[Data entries]:

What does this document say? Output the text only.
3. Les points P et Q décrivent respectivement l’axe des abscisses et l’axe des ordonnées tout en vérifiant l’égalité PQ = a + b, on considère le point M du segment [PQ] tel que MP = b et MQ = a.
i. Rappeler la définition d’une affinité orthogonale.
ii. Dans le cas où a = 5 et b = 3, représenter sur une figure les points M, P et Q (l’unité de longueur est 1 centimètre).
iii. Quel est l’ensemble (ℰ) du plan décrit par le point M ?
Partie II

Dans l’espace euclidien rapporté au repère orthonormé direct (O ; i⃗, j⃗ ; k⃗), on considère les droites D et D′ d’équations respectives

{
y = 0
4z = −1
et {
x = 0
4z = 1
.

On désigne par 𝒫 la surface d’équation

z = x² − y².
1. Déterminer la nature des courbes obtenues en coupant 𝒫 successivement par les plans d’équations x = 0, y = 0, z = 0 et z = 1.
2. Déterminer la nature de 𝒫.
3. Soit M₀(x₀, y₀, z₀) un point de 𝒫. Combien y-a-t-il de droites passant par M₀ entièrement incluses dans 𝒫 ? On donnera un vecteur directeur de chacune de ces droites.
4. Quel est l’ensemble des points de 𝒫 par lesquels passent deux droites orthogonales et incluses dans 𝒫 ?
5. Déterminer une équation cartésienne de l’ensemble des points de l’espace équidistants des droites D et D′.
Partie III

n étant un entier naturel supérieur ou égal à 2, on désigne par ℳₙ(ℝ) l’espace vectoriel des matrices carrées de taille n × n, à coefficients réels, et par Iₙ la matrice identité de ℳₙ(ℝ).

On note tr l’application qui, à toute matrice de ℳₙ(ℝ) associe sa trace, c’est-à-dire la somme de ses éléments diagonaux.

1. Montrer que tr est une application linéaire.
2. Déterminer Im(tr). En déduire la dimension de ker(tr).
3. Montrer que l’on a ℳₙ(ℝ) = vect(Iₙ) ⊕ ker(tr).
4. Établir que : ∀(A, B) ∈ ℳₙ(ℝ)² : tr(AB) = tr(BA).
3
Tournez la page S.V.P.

[Direction]: Output the full listing exactly as it stands.

[Answer to this task]:
What does this document say? Output the text only.
3. Les points P et Q décrivent respectivement l’axe des abscisses et l’axe des ordonnées tout en vérifiant l’égalité PQ = a + b, on considère le point M du segment [PQ] tel que MP = b et MQ = a.
i. Rappeler la définition d’une affinité orthogonale.
ii. Dans le cas où a = 5 et b = 3, représenter sur une figure les points M, P et Q (l’unité de longueur est 1 centimètre).
iii. Quel est l’ensemble (ℰ) du plan décrit par le point M ?
Partie II

Dans l’espace euclidien rapporté au repère orthonormé direct (O ; i⃗, j⃗ ; k⃗), on considère les droites D et D′ d’équations respectives

{
y = 0
4z = −1
et {
x = 0
4z = 1
.

On désigne par 𝒫 la surface d’équation

z = x² − y².
1. Déterminer la nature des courbes obtenues en coupant 𝒫 successivement par les plans d’équations x = 0, y = 0, z = 0 et z = 1.
2. Déterminer la nature de 𝒫.
3. Soit M₀(x₀, y₀, z₀) un point de 𝒫. Combien y-a-t-il de droites passant par M₀ entièrement incluses dans 𝒫 ? On donnera un vecteur directeur de chacune de ces droites.
4. Quel est l’ensemble des points de 𝒫 par lesquels passent deux droites orthogonales et incluses dans 𝒫 ?
5. Déterminer une équation cartésienne de l’ensemble des points de l’espace équidistants des droites D et D′.
Partie III

n étant un entier naturel supérieur ou égal à 2, on désigne par ℳₙ(ℝ) l’espace vectoriel des matrices carrées de taille n × n, à coefficients réels, et par Iₙ la matrice identité de ℳₙ(ℝ).

On note tr l’application qui, à toute matrice de ℳₙ(ℝ) associe sa trace, c’est-à-dire la somme de ses éléments diagonaux.

1. Montrer que tr est une application linéaire.
2. Déterminer Im(tr). En déduire la dimension de ker(tr).
3. Montrer que l’on a ℳₙ(ℝ) = vect(Iₙ) ⊕ ker(tr).
4. Établir que : ∀(A, B) ∈ ℳₙ(ℝ)² : tr(AB) = tr(BA).
3
Tournez la page S.V.P.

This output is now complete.